### APPLY WHAT YOU READ
1: Answer these questions from the TreeLine notes below:
(a) What does TreeLine use to position each person horizontally on the timeline?
(b) Which key combination selects all ancestors?
(c) In the Separation view, what distance are the spouses and siblings of mainline people?
2: Translate this sentence from the TreeLine notes into French: "Bars fade in opacity the further they are from the mainline, making it easy to spot distant relatives at a glance."

Twigs
Short notes on how TreeLine works — written for the curious, shown where they are most useful.
Arrangement
Why larger TreeLines take longer
Arranging a TreeLine means solving a placement puzzle — finding the best position for every person across every generation. Larger families have many more possible arrangements to consider, so the process takes proportionally longer.
How TreeLine arranges your family
TreeLine places each person in a row according to their generation, then optimises the overall layout to minimise visual crossings and maximise clarity. The result is a chart that reads naturally from left to right through time.
Why some branches fold back
When a family has complex inter-relationships — cousins who married, or families connected across multiple lines — TreeLine sometimes folds a branch back to keep the chart readable. This is a deliberate layout choice, not an error.
Selecting people for row dragging
Click a person to select them. **Shift + click** selects all descendants. **Alt + Shift + click** selects all ancestors. **Ctrl + Shift** toggles a person and their descendants; **Ctrl + Shift + Alt** toggles ancestors. Hover over a selected person and drag to move all selected rows together. Press **Ctrl + Z** to undo, or **Escape** to clear the selection.
How dates place people in time
TreeLine uses **birth dates** to position each person horizontally on the timeline. More complete dates produce more accurate placement — and a more meaningful chart.
Clarity & Simplification
Why simplifying can improve clarity
A chart with every person visible is not always the most readable chart. Pruning lets you focus on the people and lines that matter most, making the resulting TreeLine easier to read and more meaningful to share.
Branches view
Colours every person by their relationship to the **mainline** — the direct path connecting your protagonists plus all their ancestors. **Mainline** people are highlighted in one colour, **immediate** family (spouses and siblings of the mainline) in another, and each **branch** gets its own colour. A badge on each bar shows the separation distance and generation number.
Separation view
Shows how many family-link steps each person is from the **mainline**. Mainline people are distance 0, their spouses and siblings are 1, and each further step outward adds another degree. Bars fade in opacity the further they are from the mainline, making it easy to spot distant relatives at a glance.
Mainline only
Hides everyone who is not on the **mainline** — the direct ancestral path connecting your protagonists. Spouses, siblings, and all branches are temporarily hidden so you can focus on the core lineage. Switch back to Standard view to restore everyone.

Records from a dataset:
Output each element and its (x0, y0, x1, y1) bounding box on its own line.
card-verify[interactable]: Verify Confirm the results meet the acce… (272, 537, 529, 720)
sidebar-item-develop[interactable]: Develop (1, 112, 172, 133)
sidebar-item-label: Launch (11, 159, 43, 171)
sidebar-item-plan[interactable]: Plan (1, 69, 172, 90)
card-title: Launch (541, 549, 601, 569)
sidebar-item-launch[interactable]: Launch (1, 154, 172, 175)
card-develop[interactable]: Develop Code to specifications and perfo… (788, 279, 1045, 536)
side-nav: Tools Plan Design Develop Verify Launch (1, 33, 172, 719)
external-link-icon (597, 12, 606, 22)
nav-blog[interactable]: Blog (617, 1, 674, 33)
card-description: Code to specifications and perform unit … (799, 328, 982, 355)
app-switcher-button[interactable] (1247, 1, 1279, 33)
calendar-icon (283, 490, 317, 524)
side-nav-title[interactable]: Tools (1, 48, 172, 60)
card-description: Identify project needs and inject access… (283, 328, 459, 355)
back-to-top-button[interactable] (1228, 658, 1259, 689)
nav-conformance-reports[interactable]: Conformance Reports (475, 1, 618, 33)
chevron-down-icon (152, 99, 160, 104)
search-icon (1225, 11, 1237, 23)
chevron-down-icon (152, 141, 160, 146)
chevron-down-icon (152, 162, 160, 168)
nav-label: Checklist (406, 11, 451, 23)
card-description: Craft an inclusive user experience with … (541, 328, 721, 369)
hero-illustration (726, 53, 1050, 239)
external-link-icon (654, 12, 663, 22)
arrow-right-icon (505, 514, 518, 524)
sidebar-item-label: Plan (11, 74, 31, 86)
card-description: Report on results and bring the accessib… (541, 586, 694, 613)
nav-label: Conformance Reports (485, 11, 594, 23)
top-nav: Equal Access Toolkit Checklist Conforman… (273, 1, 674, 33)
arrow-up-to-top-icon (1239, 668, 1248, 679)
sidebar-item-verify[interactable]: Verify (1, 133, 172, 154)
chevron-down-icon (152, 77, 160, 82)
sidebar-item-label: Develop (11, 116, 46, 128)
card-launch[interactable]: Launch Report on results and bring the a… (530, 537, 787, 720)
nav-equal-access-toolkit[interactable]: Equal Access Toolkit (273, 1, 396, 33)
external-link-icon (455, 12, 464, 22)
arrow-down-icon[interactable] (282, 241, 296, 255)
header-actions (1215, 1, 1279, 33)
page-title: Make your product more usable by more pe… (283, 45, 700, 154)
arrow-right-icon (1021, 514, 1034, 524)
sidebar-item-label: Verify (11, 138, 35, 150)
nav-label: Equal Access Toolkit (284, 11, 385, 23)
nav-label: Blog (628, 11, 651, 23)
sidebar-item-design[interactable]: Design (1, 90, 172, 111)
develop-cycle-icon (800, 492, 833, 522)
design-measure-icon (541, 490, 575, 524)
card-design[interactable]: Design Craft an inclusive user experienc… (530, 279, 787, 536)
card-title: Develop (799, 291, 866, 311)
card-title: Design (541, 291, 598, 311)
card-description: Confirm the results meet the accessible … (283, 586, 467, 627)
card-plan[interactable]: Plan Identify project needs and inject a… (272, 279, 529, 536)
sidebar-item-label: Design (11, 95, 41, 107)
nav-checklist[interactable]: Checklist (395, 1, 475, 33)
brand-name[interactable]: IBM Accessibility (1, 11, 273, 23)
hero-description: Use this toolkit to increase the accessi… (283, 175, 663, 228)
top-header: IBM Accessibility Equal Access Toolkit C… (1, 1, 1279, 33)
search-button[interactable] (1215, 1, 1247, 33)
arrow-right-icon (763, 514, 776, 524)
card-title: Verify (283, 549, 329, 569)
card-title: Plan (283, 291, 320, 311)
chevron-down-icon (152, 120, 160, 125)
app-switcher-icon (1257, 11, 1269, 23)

### TASK-BY-TASK OUTPUTS
1:
(a) Birth dates
(b) Alt + Shift + click
(c) 1

2: Les barres deviennent plus transparentes à mesure qu'elles s'éloignent de la ligne principale, ce qui permet de repérer facilement d'un coup d'œil les membres éloignés de la famille.